__Page excerpt__
-------------------------

Windsor Ontario Canada

some instructors do offer private lessons but they could get really pricy, and its not really their specialty.

Rich Parson:  
sorry, but i didnt quite understand the beginning of your post and some parts of it.  i like these kinds of explanation.  would you mind explaining it again or elaborate it more clearly please. 

again, thanks everyone for your replies.

filipino fighting arts are jsut really interesting.

take care everyone.


----------



## Rich Parsons

Place the cane on your left forearm.

One end should be at or in the crook of your left elbow, the other end should be hanging out over your left hand/palm. Grab the stick with your right hand.


----------



## CiNcO dOsE

> _Originally posted by Rich Parsons _
> *Place the cane on your left forearm.
> 
> One end should be at or in the crook of your left elbow, the other end should be hanging out over your left hand/palm. Grab the stick with your right hand. *




silly me   thanks.


straight wrist and cane 90 degrees from forearm: do you keep these when you strike?!  in general?!

-------------------------

__Material provided__

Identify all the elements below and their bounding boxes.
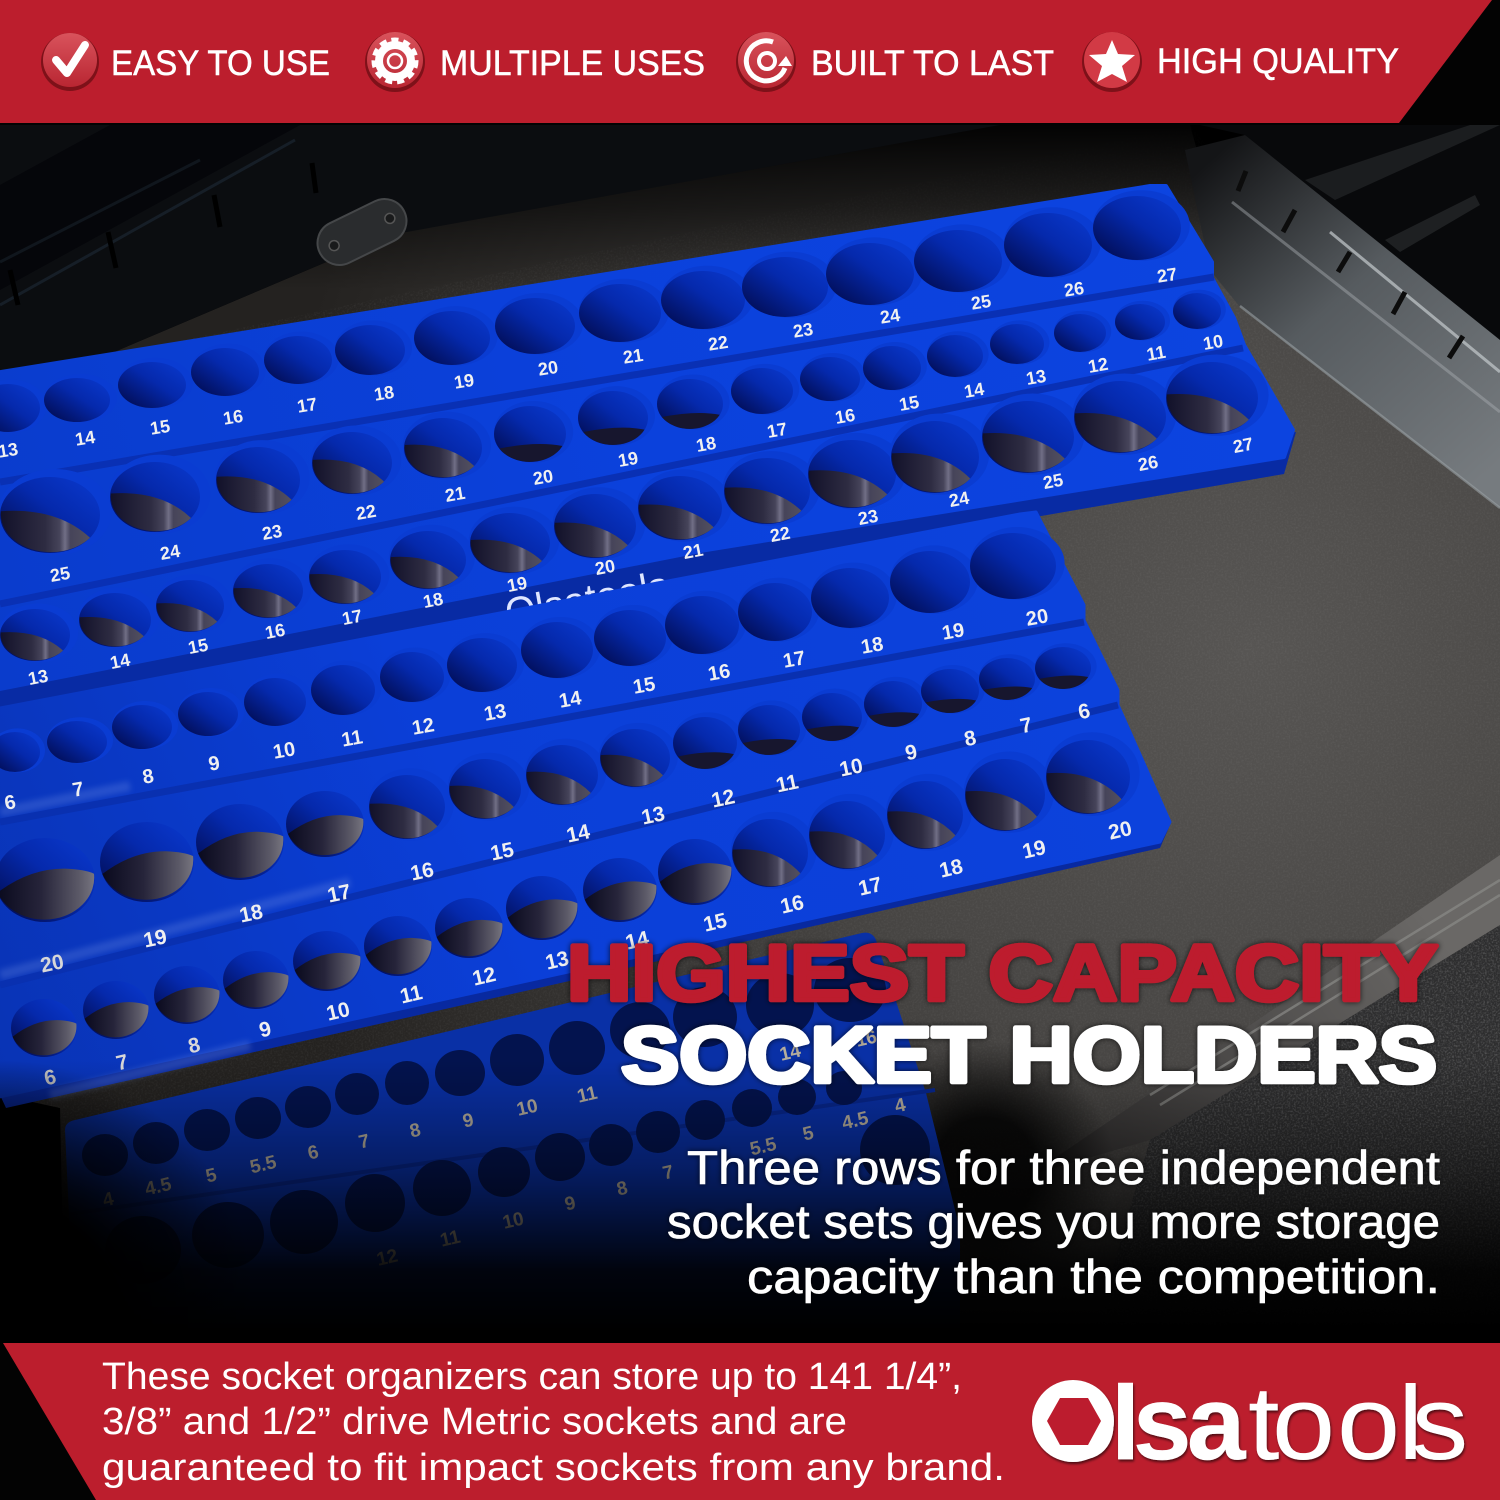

-------------------------

__Tasks to carry out__
1. In the cane thread, list every body part that Rich Parsons names in his post beginning "Place the cane on your left forearm."
2. Continue the cane thread from its end.
The listing has no connection to the cane thread.

__Final results__
1. forearm, elbow, hand, palm

2.
----------



## bart

Hey There,

I think that if you wouldn't mind a little drive every other week, you could get some training in by just crossing into Michigan. It's far but not that far. Training under someone good every week or so will get you some basic skills and then you can work with friends or a small group of your own after that. 

There are a few really talented guys just across the border. I used to do a 60 mile round trip 3 times a week to train. You get used to it. 

Have you checked out the instructors list off of www.martialartsresource.com (http://www.pekiti-tirsia.org:8080/FMA/Instructors/search.html) for any instructors near you? Most of them you won't find in the phone book.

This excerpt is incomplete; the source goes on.